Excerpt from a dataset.
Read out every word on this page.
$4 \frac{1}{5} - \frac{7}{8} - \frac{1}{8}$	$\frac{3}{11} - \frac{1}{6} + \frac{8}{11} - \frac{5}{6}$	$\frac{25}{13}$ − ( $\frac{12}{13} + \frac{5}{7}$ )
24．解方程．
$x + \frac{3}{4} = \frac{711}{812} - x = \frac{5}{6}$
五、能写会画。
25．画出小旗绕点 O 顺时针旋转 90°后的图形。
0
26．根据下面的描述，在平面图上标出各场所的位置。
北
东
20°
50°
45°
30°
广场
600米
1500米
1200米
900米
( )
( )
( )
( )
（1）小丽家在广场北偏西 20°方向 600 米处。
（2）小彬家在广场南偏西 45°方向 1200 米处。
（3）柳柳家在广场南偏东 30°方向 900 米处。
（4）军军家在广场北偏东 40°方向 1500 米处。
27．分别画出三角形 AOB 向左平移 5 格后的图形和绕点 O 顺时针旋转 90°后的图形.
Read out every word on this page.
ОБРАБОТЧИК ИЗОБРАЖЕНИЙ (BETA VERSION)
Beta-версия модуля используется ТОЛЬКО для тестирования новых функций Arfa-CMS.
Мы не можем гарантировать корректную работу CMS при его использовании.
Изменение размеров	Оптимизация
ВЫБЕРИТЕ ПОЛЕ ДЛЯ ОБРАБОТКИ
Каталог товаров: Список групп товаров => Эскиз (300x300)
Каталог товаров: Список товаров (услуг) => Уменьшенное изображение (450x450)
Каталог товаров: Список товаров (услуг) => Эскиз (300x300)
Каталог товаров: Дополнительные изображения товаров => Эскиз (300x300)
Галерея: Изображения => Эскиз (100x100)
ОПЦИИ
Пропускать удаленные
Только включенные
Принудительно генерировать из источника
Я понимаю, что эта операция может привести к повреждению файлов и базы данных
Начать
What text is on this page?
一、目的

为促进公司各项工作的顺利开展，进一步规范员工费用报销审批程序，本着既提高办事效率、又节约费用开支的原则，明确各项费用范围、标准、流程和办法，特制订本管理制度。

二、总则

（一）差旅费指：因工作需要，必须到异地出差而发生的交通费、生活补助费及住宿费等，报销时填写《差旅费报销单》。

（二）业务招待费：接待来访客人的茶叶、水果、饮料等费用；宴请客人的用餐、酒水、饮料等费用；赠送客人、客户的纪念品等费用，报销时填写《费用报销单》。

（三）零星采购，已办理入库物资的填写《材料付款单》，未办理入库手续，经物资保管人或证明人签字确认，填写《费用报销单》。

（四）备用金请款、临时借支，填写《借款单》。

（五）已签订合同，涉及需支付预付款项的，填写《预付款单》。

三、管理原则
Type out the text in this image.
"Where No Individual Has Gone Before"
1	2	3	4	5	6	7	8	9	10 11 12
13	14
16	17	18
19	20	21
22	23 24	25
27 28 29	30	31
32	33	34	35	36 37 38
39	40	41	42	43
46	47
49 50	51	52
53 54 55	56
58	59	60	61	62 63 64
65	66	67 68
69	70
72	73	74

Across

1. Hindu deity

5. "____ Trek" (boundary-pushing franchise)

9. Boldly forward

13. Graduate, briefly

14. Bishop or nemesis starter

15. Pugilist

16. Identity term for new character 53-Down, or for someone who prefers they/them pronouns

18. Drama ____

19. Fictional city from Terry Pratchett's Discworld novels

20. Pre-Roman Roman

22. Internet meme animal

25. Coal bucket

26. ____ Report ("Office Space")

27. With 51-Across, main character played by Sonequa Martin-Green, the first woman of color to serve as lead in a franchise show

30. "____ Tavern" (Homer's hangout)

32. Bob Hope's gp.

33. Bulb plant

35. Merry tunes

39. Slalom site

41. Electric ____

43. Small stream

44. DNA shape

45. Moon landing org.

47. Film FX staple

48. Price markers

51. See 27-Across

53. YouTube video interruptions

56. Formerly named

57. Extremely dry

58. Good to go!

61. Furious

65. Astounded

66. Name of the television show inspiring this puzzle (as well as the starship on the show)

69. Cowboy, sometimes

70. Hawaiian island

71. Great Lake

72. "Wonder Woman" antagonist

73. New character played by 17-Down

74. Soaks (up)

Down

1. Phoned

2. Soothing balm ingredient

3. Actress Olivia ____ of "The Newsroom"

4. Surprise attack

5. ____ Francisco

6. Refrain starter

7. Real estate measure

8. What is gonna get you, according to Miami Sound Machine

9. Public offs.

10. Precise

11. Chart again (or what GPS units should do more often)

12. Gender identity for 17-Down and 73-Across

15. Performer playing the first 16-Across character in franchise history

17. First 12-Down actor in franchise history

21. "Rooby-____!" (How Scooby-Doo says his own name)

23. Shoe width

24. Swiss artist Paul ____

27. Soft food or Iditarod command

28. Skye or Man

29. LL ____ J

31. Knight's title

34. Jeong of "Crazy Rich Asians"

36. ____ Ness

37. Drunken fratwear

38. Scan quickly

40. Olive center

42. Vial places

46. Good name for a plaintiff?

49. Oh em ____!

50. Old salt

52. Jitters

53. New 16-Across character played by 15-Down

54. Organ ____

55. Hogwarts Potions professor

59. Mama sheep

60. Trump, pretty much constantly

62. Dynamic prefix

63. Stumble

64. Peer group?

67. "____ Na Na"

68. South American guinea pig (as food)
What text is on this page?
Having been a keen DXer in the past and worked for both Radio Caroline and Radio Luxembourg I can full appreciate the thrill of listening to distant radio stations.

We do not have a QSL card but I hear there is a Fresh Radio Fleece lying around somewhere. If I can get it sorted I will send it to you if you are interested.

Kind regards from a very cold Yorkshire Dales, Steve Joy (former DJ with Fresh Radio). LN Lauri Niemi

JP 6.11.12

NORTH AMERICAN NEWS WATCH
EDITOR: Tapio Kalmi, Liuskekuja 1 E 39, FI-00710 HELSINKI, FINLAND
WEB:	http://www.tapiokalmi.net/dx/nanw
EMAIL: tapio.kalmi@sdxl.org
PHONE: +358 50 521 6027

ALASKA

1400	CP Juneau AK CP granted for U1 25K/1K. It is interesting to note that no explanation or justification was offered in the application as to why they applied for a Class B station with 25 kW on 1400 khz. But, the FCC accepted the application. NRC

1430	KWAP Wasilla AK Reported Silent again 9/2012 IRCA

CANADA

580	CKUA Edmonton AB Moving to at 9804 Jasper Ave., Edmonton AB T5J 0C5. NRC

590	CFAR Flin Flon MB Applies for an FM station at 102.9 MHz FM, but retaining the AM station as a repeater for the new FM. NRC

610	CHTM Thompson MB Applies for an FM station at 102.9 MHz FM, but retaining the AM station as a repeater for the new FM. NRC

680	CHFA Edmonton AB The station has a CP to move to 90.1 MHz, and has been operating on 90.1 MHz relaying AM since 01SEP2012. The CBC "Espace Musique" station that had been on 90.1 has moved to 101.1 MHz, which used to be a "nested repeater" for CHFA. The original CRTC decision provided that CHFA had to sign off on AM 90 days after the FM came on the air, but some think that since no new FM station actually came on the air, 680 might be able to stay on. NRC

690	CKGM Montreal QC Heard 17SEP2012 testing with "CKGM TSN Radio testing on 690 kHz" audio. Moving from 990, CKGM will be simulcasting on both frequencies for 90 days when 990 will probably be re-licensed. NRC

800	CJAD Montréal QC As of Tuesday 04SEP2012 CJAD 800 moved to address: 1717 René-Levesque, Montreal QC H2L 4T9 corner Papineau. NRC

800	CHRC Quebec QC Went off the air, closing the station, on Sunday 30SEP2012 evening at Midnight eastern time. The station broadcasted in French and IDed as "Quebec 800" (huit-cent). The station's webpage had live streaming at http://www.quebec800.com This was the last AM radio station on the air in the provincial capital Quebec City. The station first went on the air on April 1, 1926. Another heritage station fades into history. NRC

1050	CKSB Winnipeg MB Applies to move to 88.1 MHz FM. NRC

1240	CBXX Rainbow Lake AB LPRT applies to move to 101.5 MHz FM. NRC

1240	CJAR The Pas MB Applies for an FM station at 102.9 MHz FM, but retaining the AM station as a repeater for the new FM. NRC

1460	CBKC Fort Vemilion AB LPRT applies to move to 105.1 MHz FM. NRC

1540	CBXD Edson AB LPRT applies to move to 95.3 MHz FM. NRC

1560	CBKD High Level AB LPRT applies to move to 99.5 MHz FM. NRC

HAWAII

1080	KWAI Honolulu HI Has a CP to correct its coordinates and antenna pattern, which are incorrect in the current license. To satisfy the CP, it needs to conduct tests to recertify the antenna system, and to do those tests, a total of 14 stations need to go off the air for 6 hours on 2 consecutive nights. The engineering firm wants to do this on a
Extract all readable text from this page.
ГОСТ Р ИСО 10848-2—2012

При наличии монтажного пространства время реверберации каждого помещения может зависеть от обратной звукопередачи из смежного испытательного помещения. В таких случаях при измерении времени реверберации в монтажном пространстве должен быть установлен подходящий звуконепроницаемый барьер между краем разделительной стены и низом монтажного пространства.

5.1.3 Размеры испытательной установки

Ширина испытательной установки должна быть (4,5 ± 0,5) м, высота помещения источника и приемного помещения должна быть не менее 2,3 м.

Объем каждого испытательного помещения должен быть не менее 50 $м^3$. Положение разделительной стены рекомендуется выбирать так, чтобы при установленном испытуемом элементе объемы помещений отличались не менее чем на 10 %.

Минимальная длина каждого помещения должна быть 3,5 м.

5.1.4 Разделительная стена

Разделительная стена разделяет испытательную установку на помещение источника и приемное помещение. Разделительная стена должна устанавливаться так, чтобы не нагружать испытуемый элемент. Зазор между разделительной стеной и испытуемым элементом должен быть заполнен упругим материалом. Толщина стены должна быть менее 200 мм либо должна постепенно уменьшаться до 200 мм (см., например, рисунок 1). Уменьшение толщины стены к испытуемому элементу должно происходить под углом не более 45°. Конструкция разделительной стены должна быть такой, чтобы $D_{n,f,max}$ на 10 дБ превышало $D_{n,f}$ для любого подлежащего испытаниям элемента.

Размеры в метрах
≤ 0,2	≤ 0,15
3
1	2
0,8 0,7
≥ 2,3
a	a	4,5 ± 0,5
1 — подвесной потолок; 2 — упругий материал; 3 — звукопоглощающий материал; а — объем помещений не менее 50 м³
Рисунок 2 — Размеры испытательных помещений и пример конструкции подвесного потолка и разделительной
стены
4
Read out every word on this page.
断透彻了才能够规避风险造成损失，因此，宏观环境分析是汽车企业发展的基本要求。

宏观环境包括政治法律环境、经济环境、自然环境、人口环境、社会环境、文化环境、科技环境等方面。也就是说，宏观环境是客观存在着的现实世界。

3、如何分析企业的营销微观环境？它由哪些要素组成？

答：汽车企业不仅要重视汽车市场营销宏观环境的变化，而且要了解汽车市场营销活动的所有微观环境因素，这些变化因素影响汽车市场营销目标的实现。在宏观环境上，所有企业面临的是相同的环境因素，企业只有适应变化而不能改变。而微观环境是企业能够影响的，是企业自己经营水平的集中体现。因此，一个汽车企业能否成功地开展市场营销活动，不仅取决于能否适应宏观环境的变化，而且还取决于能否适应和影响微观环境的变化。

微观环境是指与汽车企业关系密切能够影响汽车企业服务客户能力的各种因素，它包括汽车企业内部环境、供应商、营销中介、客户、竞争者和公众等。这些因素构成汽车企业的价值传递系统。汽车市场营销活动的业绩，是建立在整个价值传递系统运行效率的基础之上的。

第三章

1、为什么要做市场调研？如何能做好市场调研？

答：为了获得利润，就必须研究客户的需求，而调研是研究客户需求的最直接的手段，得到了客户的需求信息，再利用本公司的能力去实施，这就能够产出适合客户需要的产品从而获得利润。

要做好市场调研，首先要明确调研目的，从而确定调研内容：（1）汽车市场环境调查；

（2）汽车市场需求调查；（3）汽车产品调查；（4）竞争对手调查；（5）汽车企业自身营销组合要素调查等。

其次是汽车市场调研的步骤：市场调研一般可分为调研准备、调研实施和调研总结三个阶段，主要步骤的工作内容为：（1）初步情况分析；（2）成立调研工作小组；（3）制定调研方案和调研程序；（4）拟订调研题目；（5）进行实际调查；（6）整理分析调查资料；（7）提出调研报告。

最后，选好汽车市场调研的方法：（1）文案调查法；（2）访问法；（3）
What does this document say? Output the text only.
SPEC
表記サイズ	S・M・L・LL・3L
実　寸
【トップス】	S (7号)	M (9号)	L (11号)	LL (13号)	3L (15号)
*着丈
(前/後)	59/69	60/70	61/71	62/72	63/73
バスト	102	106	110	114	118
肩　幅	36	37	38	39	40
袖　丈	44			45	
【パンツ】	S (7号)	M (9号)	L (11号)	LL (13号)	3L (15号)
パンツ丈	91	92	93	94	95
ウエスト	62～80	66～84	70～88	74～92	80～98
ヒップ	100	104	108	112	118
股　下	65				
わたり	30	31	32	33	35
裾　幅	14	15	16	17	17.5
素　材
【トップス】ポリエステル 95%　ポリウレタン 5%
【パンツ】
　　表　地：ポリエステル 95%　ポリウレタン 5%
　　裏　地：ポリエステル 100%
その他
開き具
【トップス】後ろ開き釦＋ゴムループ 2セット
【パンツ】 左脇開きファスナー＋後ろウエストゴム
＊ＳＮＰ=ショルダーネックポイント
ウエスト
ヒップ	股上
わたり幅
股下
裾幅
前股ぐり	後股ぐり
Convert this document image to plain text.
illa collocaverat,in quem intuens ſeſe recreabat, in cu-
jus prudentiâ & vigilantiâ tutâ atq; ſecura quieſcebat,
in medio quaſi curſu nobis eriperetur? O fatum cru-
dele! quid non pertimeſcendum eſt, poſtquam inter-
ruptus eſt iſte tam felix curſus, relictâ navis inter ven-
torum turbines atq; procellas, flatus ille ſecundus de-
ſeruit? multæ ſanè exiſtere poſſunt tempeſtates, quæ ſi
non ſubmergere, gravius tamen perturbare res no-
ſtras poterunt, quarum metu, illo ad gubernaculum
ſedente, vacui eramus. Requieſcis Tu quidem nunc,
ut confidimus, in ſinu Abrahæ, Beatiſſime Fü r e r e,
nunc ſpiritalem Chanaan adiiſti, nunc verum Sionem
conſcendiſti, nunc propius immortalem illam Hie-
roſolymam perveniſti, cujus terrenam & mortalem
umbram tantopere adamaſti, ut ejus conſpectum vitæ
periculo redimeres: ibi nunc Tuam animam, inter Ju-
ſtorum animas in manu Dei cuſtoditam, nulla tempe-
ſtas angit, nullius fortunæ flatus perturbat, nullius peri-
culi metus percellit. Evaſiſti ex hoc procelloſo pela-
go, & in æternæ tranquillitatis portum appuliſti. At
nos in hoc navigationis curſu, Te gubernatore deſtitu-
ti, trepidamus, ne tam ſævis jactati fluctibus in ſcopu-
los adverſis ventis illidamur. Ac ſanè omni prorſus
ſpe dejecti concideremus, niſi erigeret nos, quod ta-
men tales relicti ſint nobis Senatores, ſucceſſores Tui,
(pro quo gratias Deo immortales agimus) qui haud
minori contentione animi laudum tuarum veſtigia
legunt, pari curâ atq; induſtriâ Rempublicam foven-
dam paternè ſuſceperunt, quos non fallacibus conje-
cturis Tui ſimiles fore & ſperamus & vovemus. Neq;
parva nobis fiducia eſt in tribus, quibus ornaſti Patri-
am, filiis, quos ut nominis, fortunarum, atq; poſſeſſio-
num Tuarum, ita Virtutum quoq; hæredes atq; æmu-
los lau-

INSTRUCTION.
Filter the records above for lines containing the word "ポリエステル", and copy those lines.

SOLUTION.
【トップス】ポリエステル 95%　ポリウレタン 5%
　　表　地：ポリエステル 95%　ポリウレタン 5%
　　裏　地：ポリエステル 100%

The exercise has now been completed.